▶ _Excerpt to read_

****************

Referring to Figs. 4 and 5, the monitor 54'includes a base or support structure 80 that may also have a cover 82 (shown in phantom). Support elements or pads 84 are disposed below each corner of the support structure 80. The monitor 54'also includes threaded rods 86,88 and respective nuts 90,92 for allowing height adjustment at the front

of monitor 54'. The rear of the base can also include rods and nuts so that the rear is also height adjustable.

First and second camera units 94,96 are affixed to support structure 80. These electro-optical units 94,96 are preferably the ELECTRIM EDC-1000HR Computer Cameras available from the Electrim Corporation in Princeton, New Jersey. The cameras can be digital or film. In another embodiment, a single camera can be used; however, the results obtained will be less accurate than with two cameras. Each of the cameras 94,96 has a lens 98, a light-receiving aperture, shutter, and light sensitive silicon panel 100 (see Fig. 7, showing a silicon panel, which also generally corresponds to an image captured by the cameras and used by the system).

****************

▶ _Dataset extract_
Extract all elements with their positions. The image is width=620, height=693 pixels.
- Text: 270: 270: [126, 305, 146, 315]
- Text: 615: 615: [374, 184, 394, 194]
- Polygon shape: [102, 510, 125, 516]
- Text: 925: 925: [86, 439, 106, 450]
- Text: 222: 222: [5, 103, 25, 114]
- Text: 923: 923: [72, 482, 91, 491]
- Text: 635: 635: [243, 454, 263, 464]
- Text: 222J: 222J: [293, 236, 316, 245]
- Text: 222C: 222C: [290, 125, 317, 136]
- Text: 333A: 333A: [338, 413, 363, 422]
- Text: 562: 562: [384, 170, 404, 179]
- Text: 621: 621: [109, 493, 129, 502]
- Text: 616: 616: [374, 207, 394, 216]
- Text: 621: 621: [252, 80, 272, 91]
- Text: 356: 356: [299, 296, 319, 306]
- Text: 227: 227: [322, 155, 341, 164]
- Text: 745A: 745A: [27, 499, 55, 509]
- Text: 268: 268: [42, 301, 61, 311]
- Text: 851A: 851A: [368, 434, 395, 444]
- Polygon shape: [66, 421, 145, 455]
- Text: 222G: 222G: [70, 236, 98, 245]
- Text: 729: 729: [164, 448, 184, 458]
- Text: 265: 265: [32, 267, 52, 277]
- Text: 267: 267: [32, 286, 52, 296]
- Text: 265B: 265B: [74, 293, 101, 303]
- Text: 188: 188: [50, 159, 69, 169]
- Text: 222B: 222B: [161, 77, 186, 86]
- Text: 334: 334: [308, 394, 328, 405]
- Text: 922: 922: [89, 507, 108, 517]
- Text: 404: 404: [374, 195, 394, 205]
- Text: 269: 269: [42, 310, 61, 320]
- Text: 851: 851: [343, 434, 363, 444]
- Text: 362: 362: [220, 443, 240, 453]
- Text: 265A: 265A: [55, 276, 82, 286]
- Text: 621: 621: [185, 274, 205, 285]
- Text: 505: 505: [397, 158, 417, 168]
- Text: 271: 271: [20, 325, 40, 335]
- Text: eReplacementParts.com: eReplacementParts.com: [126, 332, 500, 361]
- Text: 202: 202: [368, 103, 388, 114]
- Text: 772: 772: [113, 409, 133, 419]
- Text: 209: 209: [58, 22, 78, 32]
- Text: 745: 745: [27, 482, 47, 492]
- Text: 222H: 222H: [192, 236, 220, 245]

****************

Can you reproduce, word for word, the part of the monitor-and-camera excerpt above that runs from "of monitor 54'." up to and including "by the system)."?

▶ _Response to the task_
of monitor 54'. The rear of the base can also include rods and nuts so that the rear is also height adjustable.

First and second camera units 94,96 are affixed to support structure 80. These electro-optical units 94,96 are preferably the ELECTRIM EDC-1000HR Computer Cameras available from the Electrim Corporation in Princeton, New Jersey. The cameras can be digital or film. In another embodiment, a single camera can be used; however, the results obtained will be less accurate than with two cameras. Each of the cameras 94,96 has a lens 98, a light-receiving aperture, shutter, and light sensitive silicon panel 100 (see Fig. 7, showing a silicon panel, which also generally corresponds to an image captured by the cameras and used by the system).